[Start]
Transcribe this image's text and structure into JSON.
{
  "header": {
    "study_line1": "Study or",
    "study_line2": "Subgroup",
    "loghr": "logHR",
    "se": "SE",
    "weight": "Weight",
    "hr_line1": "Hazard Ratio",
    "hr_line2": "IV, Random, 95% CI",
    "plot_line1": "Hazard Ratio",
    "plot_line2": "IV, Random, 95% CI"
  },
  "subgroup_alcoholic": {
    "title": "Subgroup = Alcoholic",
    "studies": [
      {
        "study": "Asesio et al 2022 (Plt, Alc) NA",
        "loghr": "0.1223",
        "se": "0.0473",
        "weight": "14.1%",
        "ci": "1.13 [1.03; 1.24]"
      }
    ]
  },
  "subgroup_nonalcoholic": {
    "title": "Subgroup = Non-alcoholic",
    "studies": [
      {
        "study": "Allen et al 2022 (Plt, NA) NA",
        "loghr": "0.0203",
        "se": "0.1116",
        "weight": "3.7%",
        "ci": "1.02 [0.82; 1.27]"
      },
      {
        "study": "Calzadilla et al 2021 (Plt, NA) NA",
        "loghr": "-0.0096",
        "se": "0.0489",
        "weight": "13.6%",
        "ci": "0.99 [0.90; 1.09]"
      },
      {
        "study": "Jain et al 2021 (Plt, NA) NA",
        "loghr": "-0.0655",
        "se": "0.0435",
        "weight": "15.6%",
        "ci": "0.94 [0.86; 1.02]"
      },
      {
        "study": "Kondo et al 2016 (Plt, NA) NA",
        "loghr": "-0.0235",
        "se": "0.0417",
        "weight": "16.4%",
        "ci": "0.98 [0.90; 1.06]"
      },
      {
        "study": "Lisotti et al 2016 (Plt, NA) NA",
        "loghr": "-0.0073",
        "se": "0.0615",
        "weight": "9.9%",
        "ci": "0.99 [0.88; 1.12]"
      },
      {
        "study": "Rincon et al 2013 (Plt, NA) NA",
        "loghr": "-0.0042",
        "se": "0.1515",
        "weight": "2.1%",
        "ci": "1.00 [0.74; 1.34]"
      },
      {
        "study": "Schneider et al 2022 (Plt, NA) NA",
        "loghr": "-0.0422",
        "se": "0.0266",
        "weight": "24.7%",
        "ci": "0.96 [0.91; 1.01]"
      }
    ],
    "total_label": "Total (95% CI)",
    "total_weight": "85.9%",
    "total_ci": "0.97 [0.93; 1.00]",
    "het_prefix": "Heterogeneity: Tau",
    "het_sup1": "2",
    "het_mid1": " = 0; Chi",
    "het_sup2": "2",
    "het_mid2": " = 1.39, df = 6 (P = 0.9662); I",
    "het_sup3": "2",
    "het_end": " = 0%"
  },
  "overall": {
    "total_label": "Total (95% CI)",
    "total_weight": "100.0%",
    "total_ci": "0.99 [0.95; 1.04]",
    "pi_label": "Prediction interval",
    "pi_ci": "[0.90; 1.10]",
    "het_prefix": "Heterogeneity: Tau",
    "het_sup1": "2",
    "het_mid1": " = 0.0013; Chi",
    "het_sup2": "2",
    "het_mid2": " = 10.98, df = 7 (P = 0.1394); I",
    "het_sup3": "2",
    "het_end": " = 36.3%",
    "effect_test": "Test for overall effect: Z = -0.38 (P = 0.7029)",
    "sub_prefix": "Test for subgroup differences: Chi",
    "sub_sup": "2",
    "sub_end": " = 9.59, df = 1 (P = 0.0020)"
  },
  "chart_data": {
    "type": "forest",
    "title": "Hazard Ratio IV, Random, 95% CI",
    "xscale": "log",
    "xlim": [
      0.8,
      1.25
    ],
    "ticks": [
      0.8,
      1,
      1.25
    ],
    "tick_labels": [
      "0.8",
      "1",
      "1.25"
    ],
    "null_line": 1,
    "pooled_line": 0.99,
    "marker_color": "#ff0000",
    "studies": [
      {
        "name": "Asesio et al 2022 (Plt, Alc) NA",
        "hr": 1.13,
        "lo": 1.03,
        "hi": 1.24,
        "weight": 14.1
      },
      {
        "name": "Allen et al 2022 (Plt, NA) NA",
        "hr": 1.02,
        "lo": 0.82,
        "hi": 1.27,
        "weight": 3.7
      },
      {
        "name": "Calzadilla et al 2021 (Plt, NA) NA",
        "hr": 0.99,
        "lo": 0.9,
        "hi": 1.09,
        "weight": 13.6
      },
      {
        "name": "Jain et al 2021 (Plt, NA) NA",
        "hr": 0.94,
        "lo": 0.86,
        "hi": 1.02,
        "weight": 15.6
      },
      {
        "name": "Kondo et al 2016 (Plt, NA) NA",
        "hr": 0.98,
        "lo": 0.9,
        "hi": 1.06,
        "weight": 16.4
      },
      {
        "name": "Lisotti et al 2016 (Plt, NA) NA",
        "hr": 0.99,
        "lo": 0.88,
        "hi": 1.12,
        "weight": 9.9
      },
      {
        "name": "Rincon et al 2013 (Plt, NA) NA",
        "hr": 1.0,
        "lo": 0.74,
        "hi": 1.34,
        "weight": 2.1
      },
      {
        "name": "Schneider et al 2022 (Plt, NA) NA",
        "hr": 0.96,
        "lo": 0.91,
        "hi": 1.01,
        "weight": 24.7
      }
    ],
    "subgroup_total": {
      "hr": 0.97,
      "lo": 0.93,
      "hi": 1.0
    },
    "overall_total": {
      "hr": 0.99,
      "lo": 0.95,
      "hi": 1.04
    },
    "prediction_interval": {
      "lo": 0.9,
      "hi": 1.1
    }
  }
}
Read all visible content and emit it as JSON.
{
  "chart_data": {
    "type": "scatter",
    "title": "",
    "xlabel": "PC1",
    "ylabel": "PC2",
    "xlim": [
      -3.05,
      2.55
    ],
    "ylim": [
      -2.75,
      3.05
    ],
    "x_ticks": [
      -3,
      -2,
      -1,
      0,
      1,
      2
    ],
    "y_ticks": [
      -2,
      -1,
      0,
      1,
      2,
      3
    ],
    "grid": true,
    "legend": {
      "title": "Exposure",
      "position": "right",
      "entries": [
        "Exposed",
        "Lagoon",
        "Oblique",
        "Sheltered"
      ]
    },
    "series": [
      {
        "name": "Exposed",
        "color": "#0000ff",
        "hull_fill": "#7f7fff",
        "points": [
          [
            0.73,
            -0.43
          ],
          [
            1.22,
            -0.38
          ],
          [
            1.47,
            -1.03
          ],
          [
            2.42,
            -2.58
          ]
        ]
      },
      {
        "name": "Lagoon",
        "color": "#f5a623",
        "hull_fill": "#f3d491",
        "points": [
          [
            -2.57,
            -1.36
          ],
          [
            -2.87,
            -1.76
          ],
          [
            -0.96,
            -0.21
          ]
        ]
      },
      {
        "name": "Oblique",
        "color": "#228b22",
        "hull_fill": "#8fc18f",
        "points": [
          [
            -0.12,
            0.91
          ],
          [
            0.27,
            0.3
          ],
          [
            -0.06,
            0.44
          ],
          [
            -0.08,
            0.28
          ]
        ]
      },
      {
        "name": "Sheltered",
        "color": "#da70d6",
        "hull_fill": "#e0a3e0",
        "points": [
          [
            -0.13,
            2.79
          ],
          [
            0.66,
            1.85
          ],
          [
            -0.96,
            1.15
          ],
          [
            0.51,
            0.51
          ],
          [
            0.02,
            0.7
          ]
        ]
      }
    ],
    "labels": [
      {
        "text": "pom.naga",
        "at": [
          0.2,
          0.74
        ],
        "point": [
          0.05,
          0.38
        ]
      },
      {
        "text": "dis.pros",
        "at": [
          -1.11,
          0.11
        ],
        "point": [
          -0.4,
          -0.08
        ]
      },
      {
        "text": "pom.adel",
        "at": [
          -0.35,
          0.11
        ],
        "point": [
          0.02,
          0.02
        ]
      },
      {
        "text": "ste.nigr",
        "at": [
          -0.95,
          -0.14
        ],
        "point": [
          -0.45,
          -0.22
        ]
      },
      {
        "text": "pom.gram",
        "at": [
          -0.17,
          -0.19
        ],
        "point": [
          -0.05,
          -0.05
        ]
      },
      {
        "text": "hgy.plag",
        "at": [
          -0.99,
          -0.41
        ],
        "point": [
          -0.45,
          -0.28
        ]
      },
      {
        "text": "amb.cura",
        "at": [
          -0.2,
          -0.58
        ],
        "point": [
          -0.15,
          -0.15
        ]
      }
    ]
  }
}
[End]
Find the word "Asesio" in the data and show each line that holds it.

▸ Response to the task:
        "study": "Asesio et al 2022 (Plt, Alc) NA",
        "name": "Asesio et al 2022 (Plt, Alc) NA",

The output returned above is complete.